> Task statement: Give only the number of lines in the listing below where the string "JSON" occurs.
***** Exercise materials *****
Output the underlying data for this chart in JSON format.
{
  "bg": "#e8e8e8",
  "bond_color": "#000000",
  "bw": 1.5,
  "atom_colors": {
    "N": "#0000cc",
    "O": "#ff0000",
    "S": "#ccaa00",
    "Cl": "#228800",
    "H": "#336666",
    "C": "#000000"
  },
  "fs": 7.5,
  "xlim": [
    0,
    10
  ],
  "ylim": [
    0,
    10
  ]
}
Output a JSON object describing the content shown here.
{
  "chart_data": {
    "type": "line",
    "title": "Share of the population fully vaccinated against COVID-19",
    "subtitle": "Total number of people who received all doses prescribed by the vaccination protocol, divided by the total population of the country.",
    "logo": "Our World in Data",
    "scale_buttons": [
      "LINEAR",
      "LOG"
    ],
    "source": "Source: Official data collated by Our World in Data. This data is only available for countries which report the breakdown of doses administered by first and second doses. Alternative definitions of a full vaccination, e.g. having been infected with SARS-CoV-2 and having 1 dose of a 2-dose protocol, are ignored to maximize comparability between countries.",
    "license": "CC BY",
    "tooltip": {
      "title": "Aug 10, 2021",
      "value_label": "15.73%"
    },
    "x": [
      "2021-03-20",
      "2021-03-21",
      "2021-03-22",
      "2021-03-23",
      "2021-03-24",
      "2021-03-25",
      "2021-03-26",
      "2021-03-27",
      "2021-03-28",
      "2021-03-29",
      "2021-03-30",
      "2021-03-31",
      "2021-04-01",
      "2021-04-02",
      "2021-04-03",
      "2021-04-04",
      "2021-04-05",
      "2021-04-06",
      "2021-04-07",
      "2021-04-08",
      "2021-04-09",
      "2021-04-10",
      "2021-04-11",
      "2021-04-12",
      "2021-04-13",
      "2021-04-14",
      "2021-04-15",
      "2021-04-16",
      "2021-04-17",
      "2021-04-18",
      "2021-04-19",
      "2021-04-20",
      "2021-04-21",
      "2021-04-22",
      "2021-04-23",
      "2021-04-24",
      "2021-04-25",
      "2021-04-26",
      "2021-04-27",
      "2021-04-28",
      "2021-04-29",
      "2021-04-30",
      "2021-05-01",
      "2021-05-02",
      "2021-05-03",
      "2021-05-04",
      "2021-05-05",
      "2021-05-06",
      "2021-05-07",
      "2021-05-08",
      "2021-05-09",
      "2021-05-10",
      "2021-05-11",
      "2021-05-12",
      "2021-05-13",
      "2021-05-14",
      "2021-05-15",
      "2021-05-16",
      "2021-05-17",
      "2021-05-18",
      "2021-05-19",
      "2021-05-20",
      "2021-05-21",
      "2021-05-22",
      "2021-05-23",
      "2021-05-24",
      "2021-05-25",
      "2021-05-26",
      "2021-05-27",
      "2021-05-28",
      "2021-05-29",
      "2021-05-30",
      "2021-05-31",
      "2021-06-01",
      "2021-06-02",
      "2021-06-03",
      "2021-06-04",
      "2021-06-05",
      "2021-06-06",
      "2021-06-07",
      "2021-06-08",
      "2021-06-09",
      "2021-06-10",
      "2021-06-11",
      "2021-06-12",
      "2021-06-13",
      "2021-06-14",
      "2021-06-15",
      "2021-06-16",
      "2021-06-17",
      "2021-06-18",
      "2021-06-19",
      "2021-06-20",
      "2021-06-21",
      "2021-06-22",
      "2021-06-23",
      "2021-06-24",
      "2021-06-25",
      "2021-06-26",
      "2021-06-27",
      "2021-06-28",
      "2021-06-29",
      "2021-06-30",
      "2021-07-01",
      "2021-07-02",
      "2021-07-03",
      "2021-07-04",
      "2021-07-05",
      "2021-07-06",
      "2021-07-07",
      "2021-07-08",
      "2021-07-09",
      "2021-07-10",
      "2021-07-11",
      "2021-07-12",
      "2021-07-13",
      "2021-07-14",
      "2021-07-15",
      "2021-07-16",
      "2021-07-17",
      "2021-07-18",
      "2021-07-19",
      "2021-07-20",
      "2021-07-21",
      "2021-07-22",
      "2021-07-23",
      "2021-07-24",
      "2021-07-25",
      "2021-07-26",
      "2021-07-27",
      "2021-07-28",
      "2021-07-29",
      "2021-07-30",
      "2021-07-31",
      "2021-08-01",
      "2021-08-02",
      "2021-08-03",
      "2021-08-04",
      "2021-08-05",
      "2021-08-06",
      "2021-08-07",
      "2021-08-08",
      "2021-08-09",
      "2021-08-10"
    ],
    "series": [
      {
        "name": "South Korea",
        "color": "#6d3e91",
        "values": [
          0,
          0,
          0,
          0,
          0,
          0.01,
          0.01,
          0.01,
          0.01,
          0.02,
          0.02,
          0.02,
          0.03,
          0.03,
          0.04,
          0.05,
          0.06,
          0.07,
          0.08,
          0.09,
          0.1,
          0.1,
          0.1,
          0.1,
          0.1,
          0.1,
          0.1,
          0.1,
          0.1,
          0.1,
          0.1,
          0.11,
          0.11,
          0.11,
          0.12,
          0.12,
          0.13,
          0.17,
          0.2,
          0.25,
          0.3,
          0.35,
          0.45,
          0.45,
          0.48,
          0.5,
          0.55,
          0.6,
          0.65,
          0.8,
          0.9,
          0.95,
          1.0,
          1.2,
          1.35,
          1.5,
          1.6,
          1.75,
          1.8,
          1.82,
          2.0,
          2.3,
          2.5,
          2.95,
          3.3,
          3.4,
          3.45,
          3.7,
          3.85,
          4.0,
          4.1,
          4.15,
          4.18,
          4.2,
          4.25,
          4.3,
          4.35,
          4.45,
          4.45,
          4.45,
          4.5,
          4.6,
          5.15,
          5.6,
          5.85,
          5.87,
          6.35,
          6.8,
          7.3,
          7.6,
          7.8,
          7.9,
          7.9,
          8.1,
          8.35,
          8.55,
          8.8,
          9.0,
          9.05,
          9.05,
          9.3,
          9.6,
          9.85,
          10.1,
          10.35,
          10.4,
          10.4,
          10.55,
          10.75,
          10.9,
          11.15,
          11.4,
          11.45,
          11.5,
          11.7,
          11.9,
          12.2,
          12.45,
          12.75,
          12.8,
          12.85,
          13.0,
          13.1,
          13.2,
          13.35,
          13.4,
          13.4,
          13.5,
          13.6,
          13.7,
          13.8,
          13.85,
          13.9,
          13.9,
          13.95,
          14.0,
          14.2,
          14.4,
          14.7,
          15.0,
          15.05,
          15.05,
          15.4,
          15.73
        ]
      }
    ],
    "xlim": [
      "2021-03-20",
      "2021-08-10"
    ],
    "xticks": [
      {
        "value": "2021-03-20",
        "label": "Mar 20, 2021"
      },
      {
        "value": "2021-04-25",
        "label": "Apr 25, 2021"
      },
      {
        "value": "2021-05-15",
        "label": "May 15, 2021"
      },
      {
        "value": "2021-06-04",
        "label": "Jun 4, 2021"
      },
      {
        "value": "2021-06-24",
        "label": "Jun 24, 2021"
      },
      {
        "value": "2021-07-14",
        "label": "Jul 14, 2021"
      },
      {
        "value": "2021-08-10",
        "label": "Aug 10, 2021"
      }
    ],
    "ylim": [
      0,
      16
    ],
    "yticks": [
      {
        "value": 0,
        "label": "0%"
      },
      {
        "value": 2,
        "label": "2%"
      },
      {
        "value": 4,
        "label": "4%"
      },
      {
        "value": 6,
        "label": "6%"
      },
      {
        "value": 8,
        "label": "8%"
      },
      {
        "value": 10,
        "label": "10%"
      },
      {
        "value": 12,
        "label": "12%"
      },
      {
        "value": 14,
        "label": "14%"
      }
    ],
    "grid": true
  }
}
*****
> Written answer: 2